Dataset items:
——————————
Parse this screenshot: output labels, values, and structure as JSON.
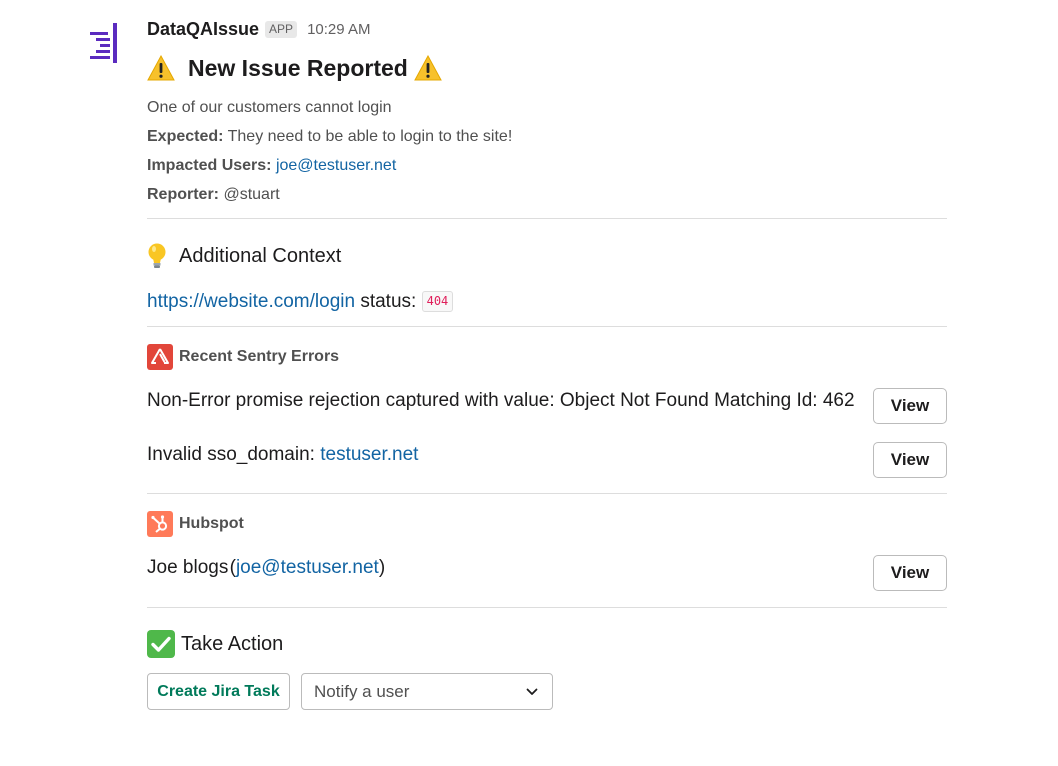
{
  "message": {
    "sender": "DataQAIssue",
    "badge": "APP",
    "time": "10:29 AM",
    "title": "New Issue Reported",
    "description": "One of our customers cannot login",
    "expected_label": "Expected:",
    "expected_value": "They need to be able to login to the site!",
    "impacted_label": "Impacted Users:",
    "impacted_value": "joe@testuser.net",
    "reporter_label": "Reporter:",
    "reporter_value": "@stuart"
  },
  "context": {
    "heading": "Additional Context",
    "url": "https://website.com/login",
    "status_label": "status:",
    "status_code": "404"
  },
  "sentry": {
    "heading": "Recent Sentry Errors",
    "errors": [
      {
        "text": "Non-Error promise rejection captured with value: Object Not Found Matching Id: 462",
        "link": "",
        "button": "View"
      },
      {
        "text": "Invalid sso_domain:",
        "link": "testuser.net",
        "button": "View"
      }
    ]
  },
  "hubspot": {
    "heading": "Hubspot",
    "contact_name": "Joe blogs",
    "contact_email": "joe@testuser.net",
    "button": "View"
  },
  "actions": {
    "heading": "Take Action",
    "jira_button": "Create Jira Task",
    "notify_placeholder": "Notify a user"
  },
  "colors": {
    "link": "#1264a3",
    "primary_green": "#007a5a",
    "sentry_red": "#e2463a",
    "hubspot_orange": "#ff7a59",
    "avatar_purple": "#5b2bbf"
  }
}
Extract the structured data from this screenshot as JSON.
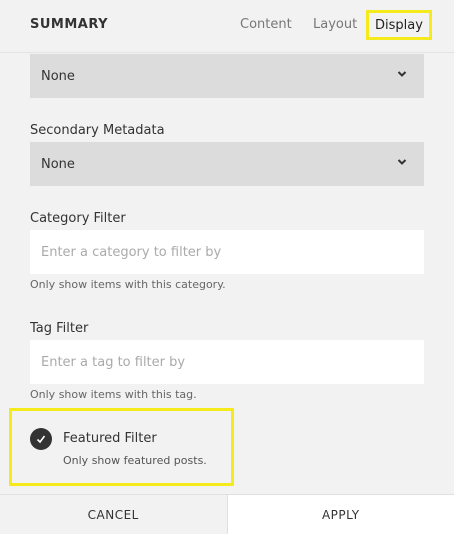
{
  "header": {
    "title": "SUMMARY",
    "tabs": [
      "Content",
      "Layout",
      "Display"
    ],
    "active_tab": "Display"
  },
  "fields": {
    "primary_metadata": {
      "value": "None"
    },
    "secondary_metadata": {
      "label": "Secondary Metadata",
      "value": "None"
    },
    "category_filter": {
      "label": "Category Filter",
      "placeholder": "Enter a category to filter by",
      "help": "Only show items with this category."
    },
    "tag_filter": {
      "label": "Tag Filter",
      "placeholder": "Enter a tag to filter by",
      "help": "Only show items with this tag."
    },
    "featured_filter": {
      "label": "Featured Filter",
      "help": "Only show featured posts.",
      "checked": true
    }
  },
  "footer": {
    "cancel_label": "CANCEL",
    "apply_label": "APPLY"
  },
  "colors": {
    "highlight": "#f5ea1c",
    "panel_bg": "#f2f2f2",
    "select_bg": "#dcdcdc"
  }
}
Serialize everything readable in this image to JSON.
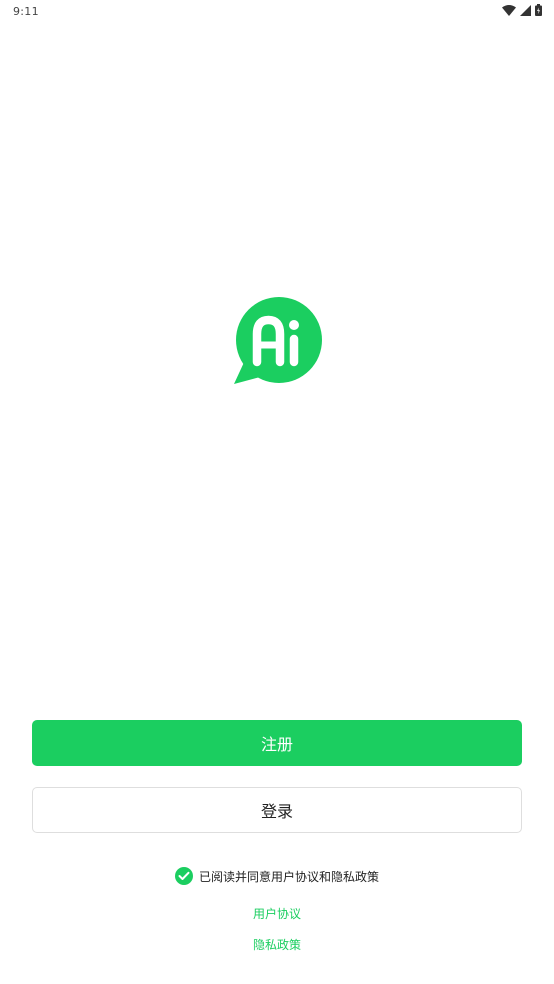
{
  "status_bar": {
    "time": "9:11"
  },
  "logo": {
    "icon": "ai-speech-bubble-logo",
    "text": "Ai",
    "color": "#1bce60"
  },
  "actions": {
    "register_label": "注册",
    "login_label": "登录"
  },
  "agreement": {
    "checked": true,
    "text": "已阅读并同意用户协议和隐私政策",
    "terms_link": "用户协议",
    "privacy_link": "隐私政策"
  },
  "colors": {
    "accent": "#1bce60",
    "button_border": "#dedede"
  }
}
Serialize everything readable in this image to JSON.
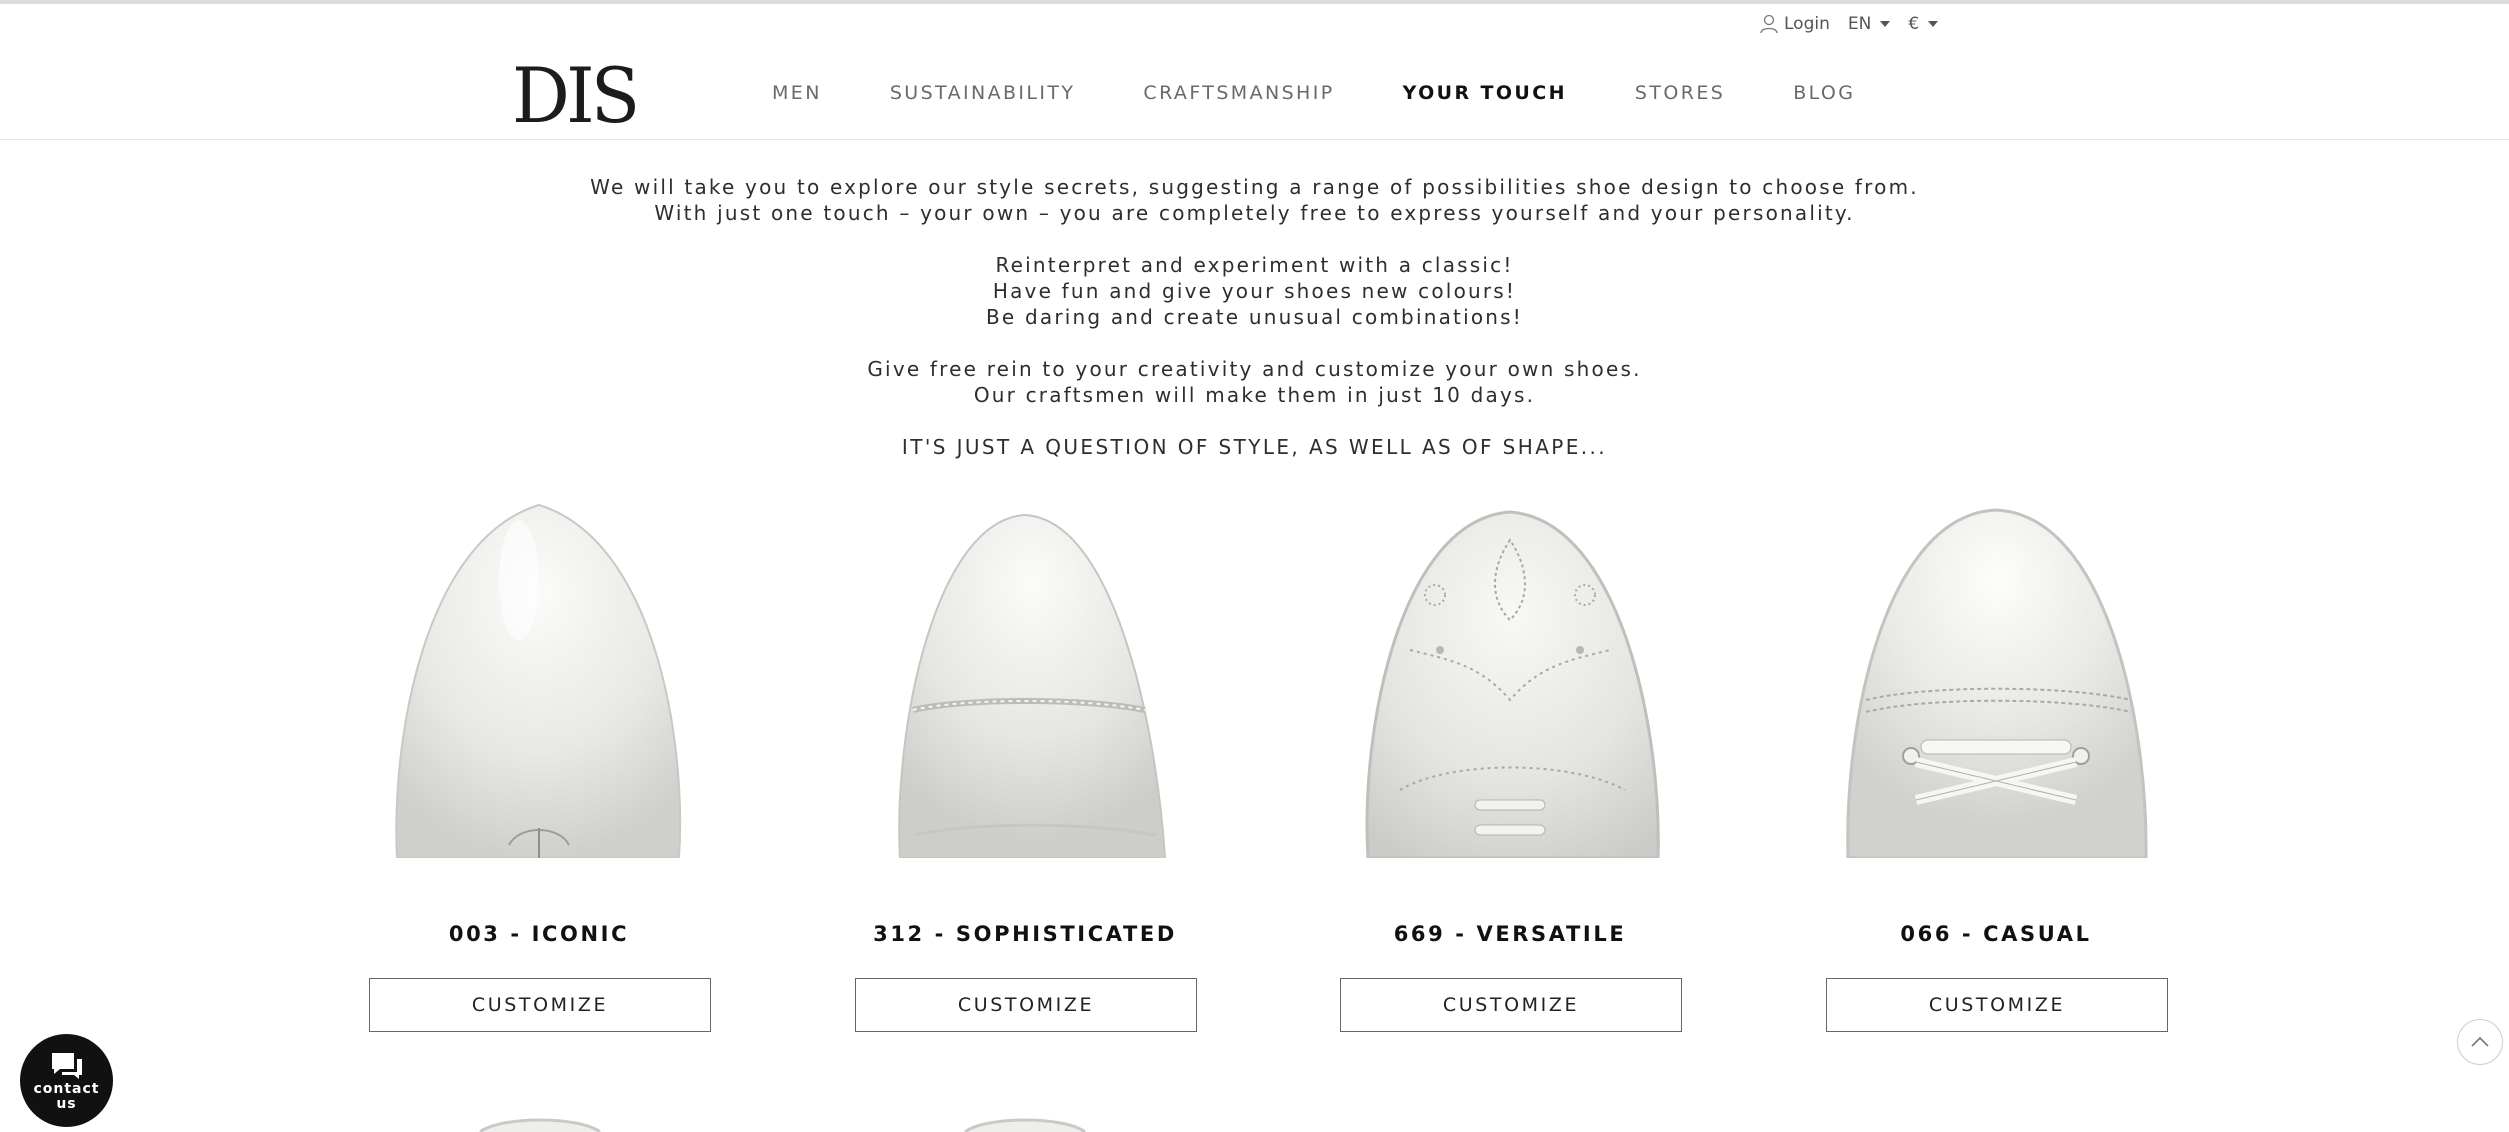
{
  "utility": {
    "login_label": "Login",
    "language": "EN",
    "currency": "€"
  },
  "brand": {
    "logo_text": "DIS"
  },
  "nav": {
    "items": [
      {
        "label": "MEN",
        "active": false
      },
      {
        "label": "SUSTAINABILITY",
        "active": false
      },
      {
        "label": "CRAFTSMANSHIP",
        "active": false
      },
      {
        "label": "YOUR TOUCH",
        "active": true
      },
      {
        "label": "STORES",
        "active": false
      },
      {
        "label": "BLOG",
        "active": false
      }
    ]
  },
  "intro": {
    "lines_1": [
      "We will take you to explore our style secrets, suggesting a range of possibilities shoe design to choose from.",
      "With just one touch – your own – you are completely free to express yourself and your personality."
    ],
    "lines_2": [
      "Reinterpret and experiment with a classic!",
      "Have fun and give your shoes new colours!",
      "Be daring and create unusual combinations!"
    ],
    "lines_3": [
      "Give free rein to your creativity and customize your own shoes.",
      "Our craftsmen will make them in just 10 days."
    ],
    "tagline": "IT'S JUST A QUESTION OF STYLE, AS WELL AS OF SHAPE..."
  },
  "products": [
    {
      "title": "003 - ICONIC",
      "button": "CUSTOMIZE",
      "style": "plain"
    },
    {
      "title": "312 - SOPHISTICATED",
      "button": "CUSTOMIZE",
      "style": "captoe"
    },
    {
      "title": "669 - VERSATILE",
      "button": "CUSTOMIZE",
      "style": "brogue"
    },
    {
      "title": "066 - CASUAL",
      "button": "CUSTOMIZE",
      "style": "sneaker"
    }
  ],
  "contact": {
    "label_line1": "contact",
    "label_line2": "us"
  },
  "colors": {
    "accent": "#111111",
    "text": "#222222",
    "muted": "#6a6a6a",
    "shoe": "#e9e9e6"
  }
}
——————————
Exercise details:
Go through the listing above and quote it exactly, apart from its images.

Task result:
Parse this screenshot: output labels, values, and structure as JSON.
{
  "message": {
    "sender": "DataQAIssue",
    "badge": "APP",
    "time": "10:29 AM",
    "title": "New Issue Reported",
    "description": "One of our customers cannot login",
    "expected_label": "Expected:",
    "expected_value": "They need to be able to login to the site!",
    "impacted_label": "Impacted Users:",
    "impacted_value": "joe@testuser.net",
    "reporter_label": "Reporter:",
    "reporter_value": "@stuart"
  },
  "context": {
    "heading": "Additional Context",
    "url": "https://website.com/login",
    "status_label": "status:",
    "status_code": "404"
  },
  "sentry": {
    "heading": "Recent Sentry Errors",
    "errors": [
      {
        "text": "Non-Error promise rejection captured with value: Object Not Found Matching Id: 462",
        "link": "",
        "button": "View"
      },
      {
        "text": "Invalid sso_domain:",
        "link": "testuser.net",
        "button": "View"
      }
    ]
  },
  "hubspot": {
    "heading": "Hubspot",
    "contact_name": "Joe blogs",
    "contact_email": "joe@testuser.net",
    "button": "View"
  },
  "actions": {
    "heading": "Take Action",
    "jira_button": "Create Jira Task",
    "notify_placeholder": "Notify a user"
  },
  "colors": {
    "link": "#1264a3",
    "primary_green": "#007a5a",
    "sentry_red": "#e2463a",
    "hubspot_orange": "#ff7a59",
    "avatar_purple": "#5b2bbf"
  }
}
Extract the structured data from this screenshot as JSON.
{
  "header": {
    "title": "SUMMARY",
    "tabs": [
      "Content",
      "Layout",
      "Display"
    ],
    "active_tab": "Display"
  },
  "fields": {
    "primary_metadata": {
      "value": "None"
    },
    "secondary_metadata": {
      "label": "Secondary Metadata",
      "value": "None"
    },
    "category_filter": {
      "label": "Category Filter",
      "placeholder": "Enter a category to filter by",
      "help": "Only show items with this category."
    },
    "tag_filter": {
      "label": "Tag Filter",
      "placeholder": "Enter a tag to filter by",
      "help": "Only show items with this tag."
    },
    "featured_filter": {
      "label": "Featured Filter",
      "help": "Only show featured posts.",
      "checked": true
    }
  },
  "footer": {
    "cancel_label": "CANCEL",
    "apply_label": "APPLY"
  },
  "colors": {
    "highlight": "#f5ea1c",
    "panel_bg": "#f2f2f2",
    "select_bg": "#dcdcdc"
  }
}
Serialize everything readable in this image to JSON.
{
  "status_bar": {
    "time": "9:11"
  },
  "logo": {
    "icon": "ai-speech-bubble-logo",
    "text": "Ai",
    "color": "#1bce60"
  },
  "actions": {
    "register_label": "注册",
    "login_label": "登录"
  },
  "agreement": {
    "checked": true,
    "text": "已阅读并同意用户协议和隐私政策",
    "terms_link": "用户协议",
    "privacy_link": "隐私政策"
  },
  "colors": {
    "accent": "#1bce60",
    "button_border": "#dedede"
  }
}
Serialize everything readable in this image to JSON.
{
  "utility": {
    "login_label": "Login",
    "language": "EN",
    "currency": "€"
  },
  "brand": {
    "logo_text": "DIS"
  },
  "nav": {
    "items": [
      {
        "label": "MEN",
        "active": false
      },
      {
        "label": "SUSTAINABILITY",
        "active": false
      },
      {
        "label": "CRAFTSMANSHIP",
        "active": false
      },
      {
        "label": "YOUR TOUCH",
        "active": true
      },
      {
        "label": "STORES",
        "active": false
      },
      {
        "label": "BLOG",
        "active": false
      }
    ]
  },
  "intro": {
    "lines_1": [
      "We will take you to explore our style secrets, suggesting a range of possibilities shoe design to choose from.",
      "With just one touch – your own – you are completely free to express yourself and your personality."
    ],
    "lines_2": [
      "Reinterpret and experiment with a classic!",
      "Have fun and give your shoes new colours!",
      "Be daring and create unusual combinations!"
    ],
    "lines_3": [
      "Give free rein to your creativity and customize your own shoes.",
      "Our craftsmen will make them in just 10 days."
    ],
    "tagline": "IT'S JUST A QUESTION OF STYLE, AS WELL AS OF SHAPE..."
  },
  "products": [
    {
      "title": "003 - ICONIC",
      "button": "CUSTOMIZE",
      "style": "plain"
    },
    {
      "title": "312 - SOPHISTICATED",
      "button": "CUSTOMIZE",
      "style": "captoe"
    },
    {
      "title": "669 - VERSATILE",
      "button": "CUSTOMIZE",
      "style": "brogue"
    },
    {
      "title": "066 - CASUAL",
      "button": "CUSTOMIZE",
      "style": "sneaker"
    }
  ],
  "contact": {
    "label_line1": "contact",
    "label_line2": "us"
  },
  "colors": {
    "accent": "#111111",
    "text": "#222222",
    "muted": "#6a6a6a",
    "shoe": "#e9e9e6"
  }
}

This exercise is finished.